*EXERCISE INSTRUCTIONS*
Determine how many lines contain the string "cette", then reply with that figure only.

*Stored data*
==*==

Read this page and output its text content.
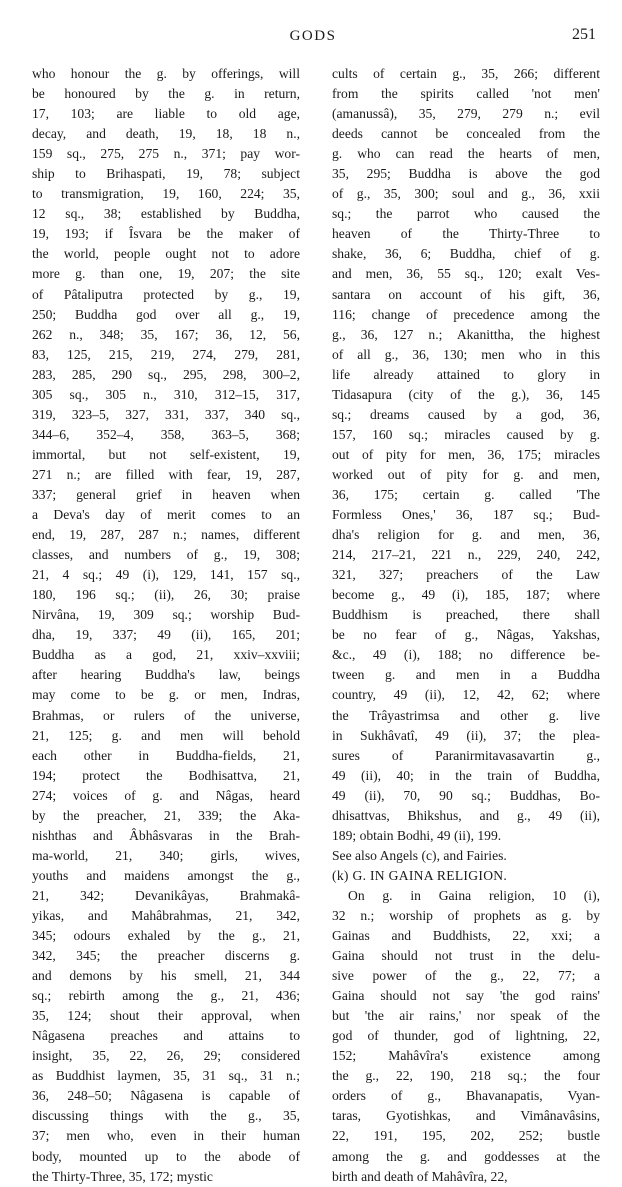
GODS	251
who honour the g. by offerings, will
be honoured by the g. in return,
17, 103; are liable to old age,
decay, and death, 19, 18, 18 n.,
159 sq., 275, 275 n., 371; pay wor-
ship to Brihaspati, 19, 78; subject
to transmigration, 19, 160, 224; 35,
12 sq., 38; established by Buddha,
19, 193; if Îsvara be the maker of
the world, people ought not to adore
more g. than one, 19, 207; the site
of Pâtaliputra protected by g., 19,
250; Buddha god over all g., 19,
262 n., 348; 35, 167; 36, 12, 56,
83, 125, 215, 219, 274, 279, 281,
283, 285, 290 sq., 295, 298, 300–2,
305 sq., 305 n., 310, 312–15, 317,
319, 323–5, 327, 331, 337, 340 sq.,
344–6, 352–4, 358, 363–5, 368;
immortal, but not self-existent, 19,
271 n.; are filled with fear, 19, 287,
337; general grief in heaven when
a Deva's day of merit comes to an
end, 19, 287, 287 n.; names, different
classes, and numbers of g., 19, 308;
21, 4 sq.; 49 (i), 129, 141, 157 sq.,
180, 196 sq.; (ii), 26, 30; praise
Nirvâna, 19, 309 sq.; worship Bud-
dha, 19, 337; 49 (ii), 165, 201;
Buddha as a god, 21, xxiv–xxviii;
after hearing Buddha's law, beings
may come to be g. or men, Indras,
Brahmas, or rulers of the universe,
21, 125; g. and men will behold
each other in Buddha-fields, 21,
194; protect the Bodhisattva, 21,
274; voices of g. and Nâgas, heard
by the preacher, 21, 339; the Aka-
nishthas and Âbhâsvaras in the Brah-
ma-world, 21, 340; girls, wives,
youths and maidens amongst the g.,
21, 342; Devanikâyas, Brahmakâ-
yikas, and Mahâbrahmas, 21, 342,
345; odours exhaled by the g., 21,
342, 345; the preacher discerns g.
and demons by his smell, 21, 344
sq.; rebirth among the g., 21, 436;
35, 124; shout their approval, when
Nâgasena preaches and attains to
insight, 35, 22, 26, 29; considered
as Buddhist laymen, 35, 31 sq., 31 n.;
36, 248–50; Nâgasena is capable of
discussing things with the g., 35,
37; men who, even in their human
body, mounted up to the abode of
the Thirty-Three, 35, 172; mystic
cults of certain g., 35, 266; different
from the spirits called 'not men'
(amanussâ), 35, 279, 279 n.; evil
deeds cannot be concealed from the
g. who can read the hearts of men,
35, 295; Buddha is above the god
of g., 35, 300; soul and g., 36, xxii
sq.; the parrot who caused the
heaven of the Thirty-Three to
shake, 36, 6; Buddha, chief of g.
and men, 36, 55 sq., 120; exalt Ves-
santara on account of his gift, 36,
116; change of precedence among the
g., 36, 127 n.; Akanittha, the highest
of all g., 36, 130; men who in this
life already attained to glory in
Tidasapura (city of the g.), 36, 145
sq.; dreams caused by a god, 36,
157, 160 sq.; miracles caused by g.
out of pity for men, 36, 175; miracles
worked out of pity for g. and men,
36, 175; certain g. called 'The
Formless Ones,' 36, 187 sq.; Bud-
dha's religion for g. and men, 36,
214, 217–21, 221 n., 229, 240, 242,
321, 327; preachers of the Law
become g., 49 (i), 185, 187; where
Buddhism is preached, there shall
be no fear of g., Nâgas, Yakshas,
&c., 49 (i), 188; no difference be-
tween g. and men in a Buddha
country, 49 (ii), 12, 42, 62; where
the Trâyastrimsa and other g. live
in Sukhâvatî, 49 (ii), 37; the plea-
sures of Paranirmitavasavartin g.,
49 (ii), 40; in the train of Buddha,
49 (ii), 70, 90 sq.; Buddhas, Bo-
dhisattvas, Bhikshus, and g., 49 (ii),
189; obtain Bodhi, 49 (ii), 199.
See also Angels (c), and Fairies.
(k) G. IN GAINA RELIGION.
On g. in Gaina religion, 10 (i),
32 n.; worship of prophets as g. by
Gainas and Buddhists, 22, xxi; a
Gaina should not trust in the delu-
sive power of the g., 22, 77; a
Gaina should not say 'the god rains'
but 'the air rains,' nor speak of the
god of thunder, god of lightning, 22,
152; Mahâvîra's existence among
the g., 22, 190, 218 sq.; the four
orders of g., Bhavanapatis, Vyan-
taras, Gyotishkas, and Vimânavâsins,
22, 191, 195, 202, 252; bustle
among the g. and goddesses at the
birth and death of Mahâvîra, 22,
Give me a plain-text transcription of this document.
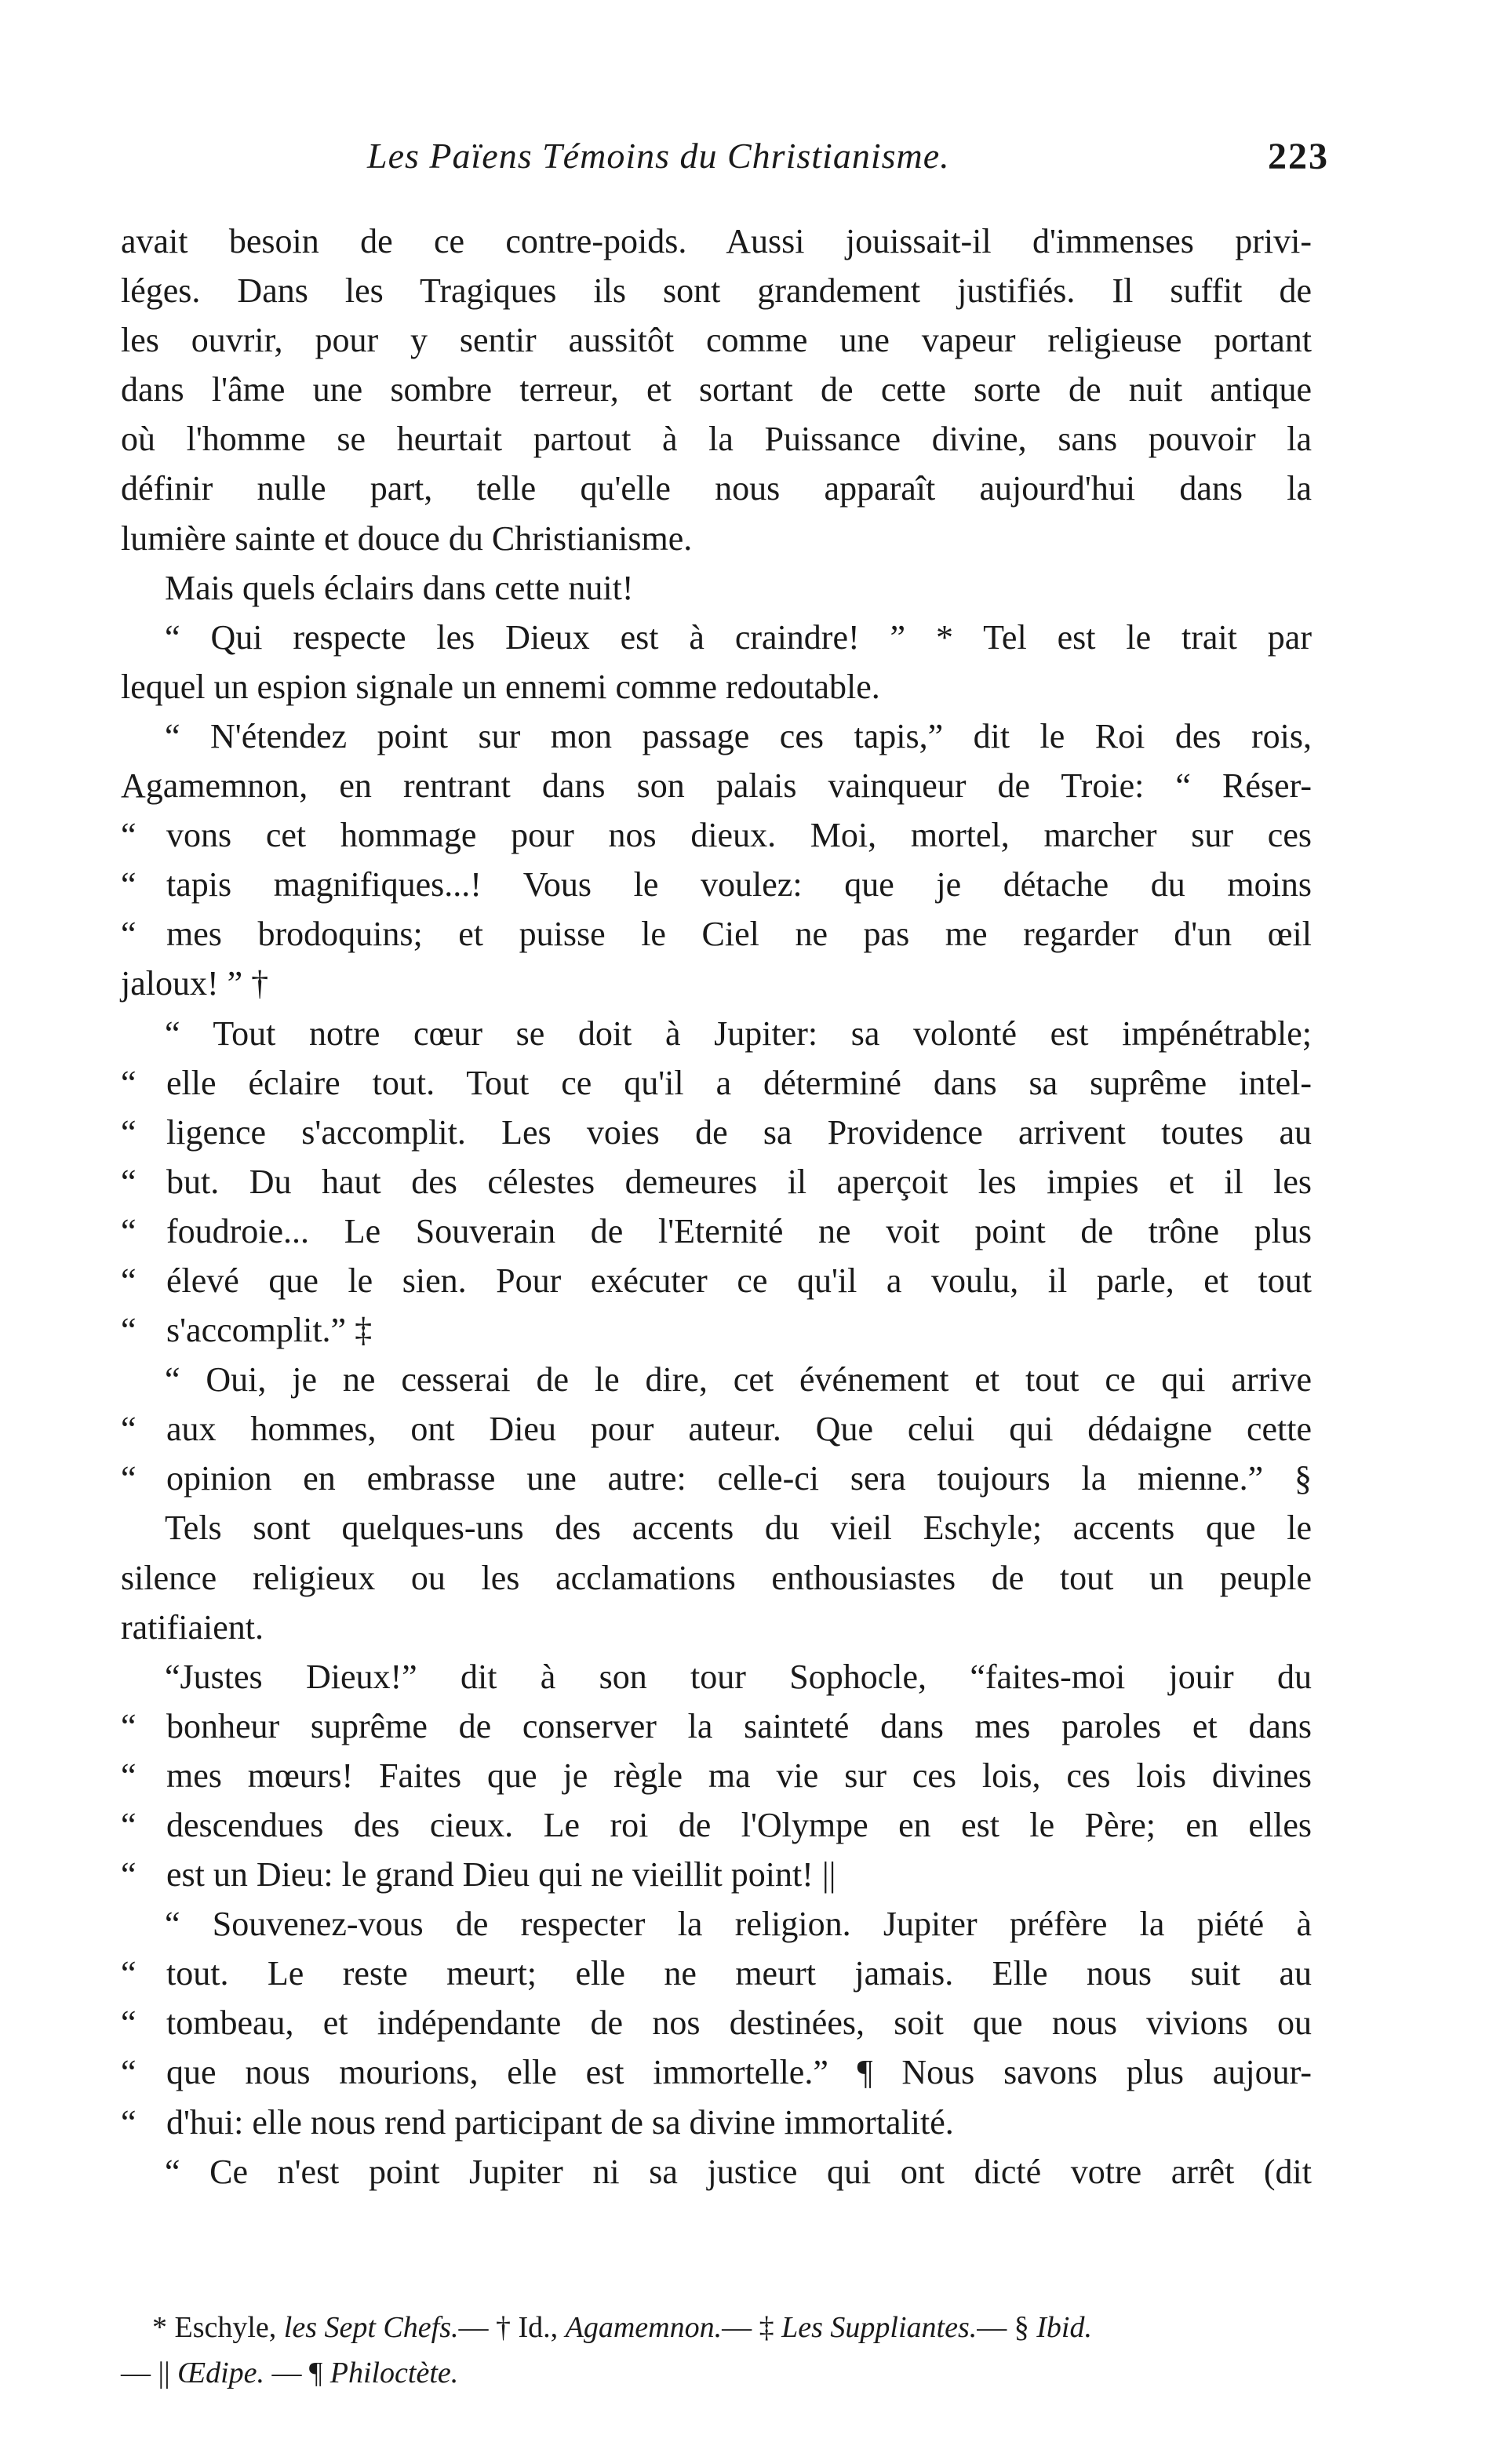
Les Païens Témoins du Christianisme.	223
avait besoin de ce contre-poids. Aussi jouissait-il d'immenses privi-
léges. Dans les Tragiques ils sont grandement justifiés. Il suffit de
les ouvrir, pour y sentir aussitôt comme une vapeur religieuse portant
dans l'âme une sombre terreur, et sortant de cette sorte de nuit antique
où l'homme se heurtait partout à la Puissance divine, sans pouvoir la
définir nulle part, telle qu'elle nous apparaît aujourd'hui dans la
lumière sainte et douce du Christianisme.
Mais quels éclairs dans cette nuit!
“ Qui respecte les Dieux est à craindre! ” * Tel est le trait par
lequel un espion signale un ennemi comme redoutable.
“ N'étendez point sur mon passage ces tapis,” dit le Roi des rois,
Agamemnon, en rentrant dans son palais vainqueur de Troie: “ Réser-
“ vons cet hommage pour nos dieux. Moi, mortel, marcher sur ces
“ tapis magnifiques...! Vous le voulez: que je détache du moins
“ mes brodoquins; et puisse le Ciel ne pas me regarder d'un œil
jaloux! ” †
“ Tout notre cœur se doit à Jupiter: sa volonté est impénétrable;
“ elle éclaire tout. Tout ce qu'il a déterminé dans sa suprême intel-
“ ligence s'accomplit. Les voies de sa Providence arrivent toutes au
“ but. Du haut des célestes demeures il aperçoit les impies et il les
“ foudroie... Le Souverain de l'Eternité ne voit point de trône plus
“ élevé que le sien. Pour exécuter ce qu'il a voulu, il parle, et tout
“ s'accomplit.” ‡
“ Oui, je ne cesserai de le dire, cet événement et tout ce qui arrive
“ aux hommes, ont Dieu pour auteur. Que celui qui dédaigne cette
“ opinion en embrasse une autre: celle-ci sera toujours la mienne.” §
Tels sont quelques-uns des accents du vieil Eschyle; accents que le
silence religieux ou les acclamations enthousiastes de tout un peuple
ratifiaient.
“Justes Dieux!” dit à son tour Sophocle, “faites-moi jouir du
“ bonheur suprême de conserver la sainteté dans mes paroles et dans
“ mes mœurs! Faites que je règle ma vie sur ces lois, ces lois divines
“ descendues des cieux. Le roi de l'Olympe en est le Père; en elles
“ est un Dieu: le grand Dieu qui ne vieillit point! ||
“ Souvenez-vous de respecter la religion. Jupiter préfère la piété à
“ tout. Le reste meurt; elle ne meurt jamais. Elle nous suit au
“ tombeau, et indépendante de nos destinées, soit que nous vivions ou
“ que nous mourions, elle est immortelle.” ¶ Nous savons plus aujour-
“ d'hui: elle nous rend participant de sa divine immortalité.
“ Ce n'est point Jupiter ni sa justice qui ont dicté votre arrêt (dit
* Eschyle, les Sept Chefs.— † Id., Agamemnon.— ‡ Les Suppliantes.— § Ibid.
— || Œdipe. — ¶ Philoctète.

==*==

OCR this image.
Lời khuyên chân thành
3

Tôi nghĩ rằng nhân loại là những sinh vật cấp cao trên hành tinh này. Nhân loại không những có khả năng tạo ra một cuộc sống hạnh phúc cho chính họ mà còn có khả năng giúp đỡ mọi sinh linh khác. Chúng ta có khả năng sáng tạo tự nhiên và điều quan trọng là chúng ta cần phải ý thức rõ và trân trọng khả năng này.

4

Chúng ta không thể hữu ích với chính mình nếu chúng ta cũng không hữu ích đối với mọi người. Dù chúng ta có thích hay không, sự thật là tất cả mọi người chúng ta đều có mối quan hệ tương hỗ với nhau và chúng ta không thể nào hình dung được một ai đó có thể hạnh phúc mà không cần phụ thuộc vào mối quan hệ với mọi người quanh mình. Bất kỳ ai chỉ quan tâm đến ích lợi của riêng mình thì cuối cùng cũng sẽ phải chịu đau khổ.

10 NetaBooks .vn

==*==

*CORRECT RESULT*
3